Count how many lines in this material contain "text". The answer is that number alone.

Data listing
= = =
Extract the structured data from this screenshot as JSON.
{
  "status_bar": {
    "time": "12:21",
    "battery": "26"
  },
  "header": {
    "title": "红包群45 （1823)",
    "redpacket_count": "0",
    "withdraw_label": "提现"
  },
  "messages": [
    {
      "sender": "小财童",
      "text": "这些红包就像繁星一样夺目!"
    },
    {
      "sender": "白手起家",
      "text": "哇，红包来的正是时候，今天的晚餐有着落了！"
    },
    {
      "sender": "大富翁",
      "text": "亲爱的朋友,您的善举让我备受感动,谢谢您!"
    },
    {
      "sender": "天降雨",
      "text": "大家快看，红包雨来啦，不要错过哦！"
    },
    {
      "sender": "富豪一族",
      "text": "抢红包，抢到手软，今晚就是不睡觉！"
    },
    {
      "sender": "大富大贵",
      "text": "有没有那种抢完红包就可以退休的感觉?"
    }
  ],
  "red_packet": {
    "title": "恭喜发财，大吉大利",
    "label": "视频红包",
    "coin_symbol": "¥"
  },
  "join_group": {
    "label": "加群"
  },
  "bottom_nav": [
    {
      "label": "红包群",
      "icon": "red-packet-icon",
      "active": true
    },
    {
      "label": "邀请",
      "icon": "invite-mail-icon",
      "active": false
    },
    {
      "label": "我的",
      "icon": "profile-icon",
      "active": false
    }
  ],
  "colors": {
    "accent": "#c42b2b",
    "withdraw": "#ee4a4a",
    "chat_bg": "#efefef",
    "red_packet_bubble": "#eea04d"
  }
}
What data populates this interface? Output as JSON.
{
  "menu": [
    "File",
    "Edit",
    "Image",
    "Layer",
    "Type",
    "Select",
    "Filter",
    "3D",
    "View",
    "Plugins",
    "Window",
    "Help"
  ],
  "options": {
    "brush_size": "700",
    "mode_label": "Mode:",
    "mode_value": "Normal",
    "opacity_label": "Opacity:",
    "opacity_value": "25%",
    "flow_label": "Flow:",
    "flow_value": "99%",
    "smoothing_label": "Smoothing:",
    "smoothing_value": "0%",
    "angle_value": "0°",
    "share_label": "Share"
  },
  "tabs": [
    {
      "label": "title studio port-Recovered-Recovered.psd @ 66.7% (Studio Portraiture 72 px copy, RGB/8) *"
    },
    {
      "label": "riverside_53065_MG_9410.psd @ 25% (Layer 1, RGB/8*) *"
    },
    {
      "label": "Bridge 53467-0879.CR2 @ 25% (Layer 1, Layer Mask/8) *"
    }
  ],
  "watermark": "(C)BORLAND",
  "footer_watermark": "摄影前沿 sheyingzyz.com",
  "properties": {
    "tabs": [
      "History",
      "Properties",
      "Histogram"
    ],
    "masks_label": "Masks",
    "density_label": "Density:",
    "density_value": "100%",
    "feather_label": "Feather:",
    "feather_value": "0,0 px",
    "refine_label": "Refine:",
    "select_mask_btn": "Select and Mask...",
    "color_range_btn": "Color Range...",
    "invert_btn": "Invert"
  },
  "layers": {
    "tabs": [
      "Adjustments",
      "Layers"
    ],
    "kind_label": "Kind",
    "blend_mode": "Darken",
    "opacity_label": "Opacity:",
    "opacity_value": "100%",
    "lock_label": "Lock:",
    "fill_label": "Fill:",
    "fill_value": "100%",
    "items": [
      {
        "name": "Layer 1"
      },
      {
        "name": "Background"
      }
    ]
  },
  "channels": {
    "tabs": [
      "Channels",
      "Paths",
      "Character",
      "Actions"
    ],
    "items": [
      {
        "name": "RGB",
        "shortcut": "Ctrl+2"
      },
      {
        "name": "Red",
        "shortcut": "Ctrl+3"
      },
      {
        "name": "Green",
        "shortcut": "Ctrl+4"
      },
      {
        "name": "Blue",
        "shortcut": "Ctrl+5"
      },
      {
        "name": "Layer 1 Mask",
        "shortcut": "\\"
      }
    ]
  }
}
= = =
-- Correct output --
6